Material for this exercise:
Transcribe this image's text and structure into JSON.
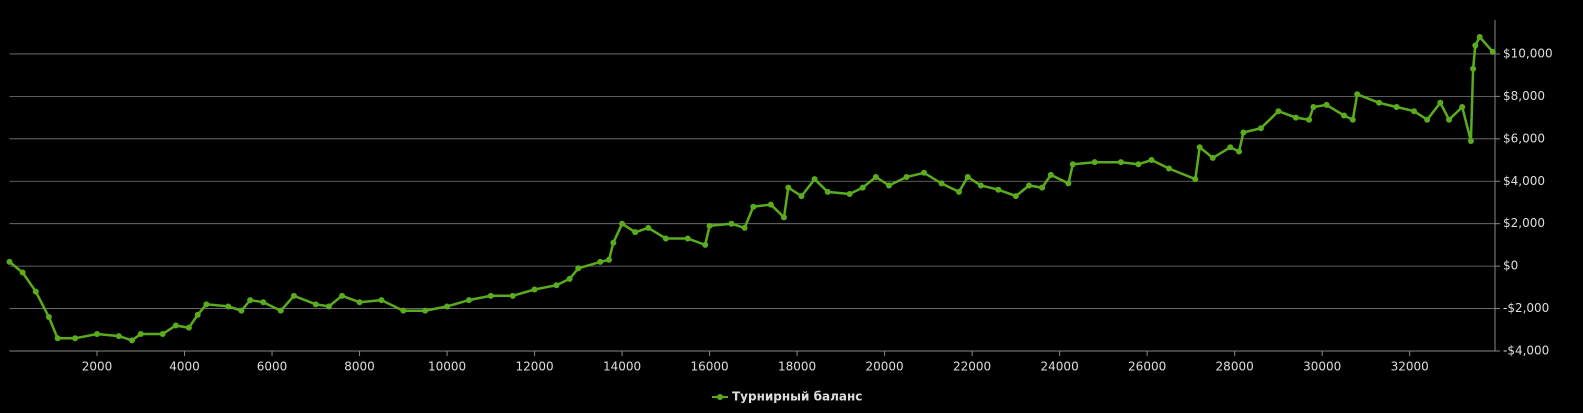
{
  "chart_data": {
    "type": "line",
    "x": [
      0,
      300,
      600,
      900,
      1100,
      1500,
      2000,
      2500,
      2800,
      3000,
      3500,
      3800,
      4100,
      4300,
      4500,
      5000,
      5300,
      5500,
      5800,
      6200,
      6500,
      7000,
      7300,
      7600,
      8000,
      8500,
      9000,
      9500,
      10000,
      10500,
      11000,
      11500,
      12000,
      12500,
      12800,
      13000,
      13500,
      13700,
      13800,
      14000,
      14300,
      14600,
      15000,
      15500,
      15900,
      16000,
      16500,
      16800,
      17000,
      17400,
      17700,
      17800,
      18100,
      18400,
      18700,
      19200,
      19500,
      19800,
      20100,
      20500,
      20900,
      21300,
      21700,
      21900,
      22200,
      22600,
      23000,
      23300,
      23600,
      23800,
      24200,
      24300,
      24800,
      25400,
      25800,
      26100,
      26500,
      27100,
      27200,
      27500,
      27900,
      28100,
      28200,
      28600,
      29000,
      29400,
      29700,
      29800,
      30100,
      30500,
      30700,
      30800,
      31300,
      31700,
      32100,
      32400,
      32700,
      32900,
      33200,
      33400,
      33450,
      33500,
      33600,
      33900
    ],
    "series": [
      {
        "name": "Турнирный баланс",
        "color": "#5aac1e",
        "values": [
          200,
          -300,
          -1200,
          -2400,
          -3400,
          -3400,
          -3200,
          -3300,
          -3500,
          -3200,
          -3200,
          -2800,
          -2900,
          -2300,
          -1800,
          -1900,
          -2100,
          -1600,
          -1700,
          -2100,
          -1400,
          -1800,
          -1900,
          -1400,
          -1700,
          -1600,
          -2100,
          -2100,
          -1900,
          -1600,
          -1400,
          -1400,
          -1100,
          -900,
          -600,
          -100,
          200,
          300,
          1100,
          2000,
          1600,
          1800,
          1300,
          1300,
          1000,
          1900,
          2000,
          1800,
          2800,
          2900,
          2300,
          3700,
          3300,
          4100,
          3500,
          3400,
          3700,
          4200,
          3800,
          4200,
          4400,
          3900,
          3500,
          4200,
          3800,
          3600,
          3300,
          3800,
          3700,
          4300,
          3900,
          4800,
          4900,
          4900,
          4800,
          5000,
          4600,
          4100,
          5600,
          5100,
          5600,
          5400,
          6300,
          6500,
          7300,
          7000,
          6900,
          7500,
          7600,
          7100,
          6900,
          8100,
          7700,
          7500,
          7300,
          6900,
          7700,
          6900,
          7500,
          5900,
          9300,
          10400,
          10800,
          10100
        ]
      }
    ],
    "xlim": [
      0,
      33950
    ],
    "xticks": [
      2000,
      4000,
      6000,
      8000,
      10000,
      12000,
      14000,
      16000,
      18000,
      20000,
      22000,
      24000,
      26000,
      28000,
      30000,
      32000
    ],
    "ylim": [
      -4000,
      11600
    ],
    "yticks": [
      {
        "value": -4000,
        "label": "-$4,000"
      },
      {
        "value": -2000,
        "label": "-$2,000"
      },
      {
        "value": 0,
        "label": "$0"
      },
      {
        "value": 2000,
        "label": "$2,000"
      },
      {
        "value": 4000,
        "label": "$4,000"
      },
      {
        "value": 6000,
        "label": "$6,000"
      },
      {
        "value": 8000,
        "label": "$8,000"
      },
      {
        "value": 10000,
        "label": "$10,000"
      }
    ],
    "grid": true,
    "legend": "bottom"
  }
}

What the task requires:
Print every record above exactly as written, leaving out the pictures.

Worked answer:
Transcribe this image's text and structure into JSON.
{
  "chart_data": {
    "type": "line",
    "x": [
      0,
      300,
      600,
      900,
      1100,
      1500,
      2000,
      2500,
      2800,
      3000,
      3500,
      3800,
      4100,
      4300,
      4500,
      5000,
      5300,
      5500,
      5800,
      6200,
      6500,
      7000,
      7300,
      7600,
      8000,
      8500,
      9000,
      9500,
      10000,
      10500,
      11000,
      11500,
      12000,
      12500,
      12800,
      13000,
      13500,
      13700,
      13800,
      14000,
      14300,
      14600,
      15000,
      15500,
      15900,
      16000,
      16500,
      16800,
      17000,
      17400,
      17700,
      17800,
      18100,
      18400,
      18700,
      19200,
      19500,
      19800,
      20100,
      20500,
      20900,
      21300,
      21700,
      21900,
      22200,
      22600,
      23000,
      23300,
      23600,
      23800,
      24200,
      24300,
      24800,
      25400,
      25800,
      26100,
      26500,
      27100,
      27200,
      27500,
      27900,
      28100,
      28200,
      28600,
      29000,
      29400,
      29700,
      29800,
      30100,
      30500,
      30700,
      30800,
      31300,
      31700,
      32100,
      32400,
      32700,
      32900,
      33200,
      33400,
      33450,
      33500,
      33600,
      33900
    ],
    "series": [
      {
        "name": "Турнирный баланс",
        "color": "#5aac1e",
        "values": [
          200,
          -300,
          -1200,
          -2400,
          -3400,
          -3400,
          -3200,
          -3300,
          -3500,
          -3200,
          -3200,
          -2800,
          -2900,
          -2300,
          -1800,
          -1900,
          -2100,
          -1600,
          -1700,
          -2100,
          -1400,
          -1800,
          -1900,
          -1400,
          -1700,
          -1600,
          -2100,
          -2100,
          -1900,
          -1600,
          -1400,
          -1400,
          -1100,
          -900,
          -600,
          -100,
          200,
          300,
          1100,
          2000,
          1600,
          1800,
          1300,
          1300,
          1000,
          1900,
          2000,
          1800,
          2800,
          2900,
          2300,
          3700,
          3300,
          4100,
          3500,
          3400,
          3700,
          4200,
          3800,
          4200,
          4400,
          3900,
          3500,
          4200,
          3800,
          3600,
          3300,
          3800,
          3700,
          4300,
          3900,
          4800,
          4900,
          4900,
          4800,
          5000,
          4600,
          4100,
          5600,
          5100,
          5600,
          5400,
          6300,
          6500,
          7300,
          7000,
          6900,
          7500,
          7600,
          7100,
          6900,
          8100,
          7700,
          7500,
          7300,
          6900,
          7700,
          6900,
          7500,
          5900,
          9300,
          10400,
          10800,
          10100
        ]
      }
    ],
    "xlim": [
      0,
      33950
    ],
    "xticks": [
      2000,
      4000,
      6000,
      8000,
      10000,
      12000,
      14000,
      16000,
      18000,
      20000,
      22000,
      24000,
      26000,
      28000,
      30000,
      32000
    ],
    "ylim": [
      -4000,
      11600
    ],
    "yticks": [
      {
        "value": -4000,
        "label": "-$4,000"
      },
      {
        "value": -2000,
        "label": "-$2,000"
      },
      {
        "value": 0,
        "label": "$0"
      },
      {
        "value": 2000,
        "label": "$2,000"
      },
      {
        "value": 4000,
        "label": "$4,000"
      },
      {
        "value": 6000,
        "label": "$6,000"
      },
      {
        "value": 8000,
        "label": "$8,000"
      },
      {
        "value": 10000,
        "label": "$10,000"
      }
    ],
    "grid": true,
    "legend": "bottom"
  }
}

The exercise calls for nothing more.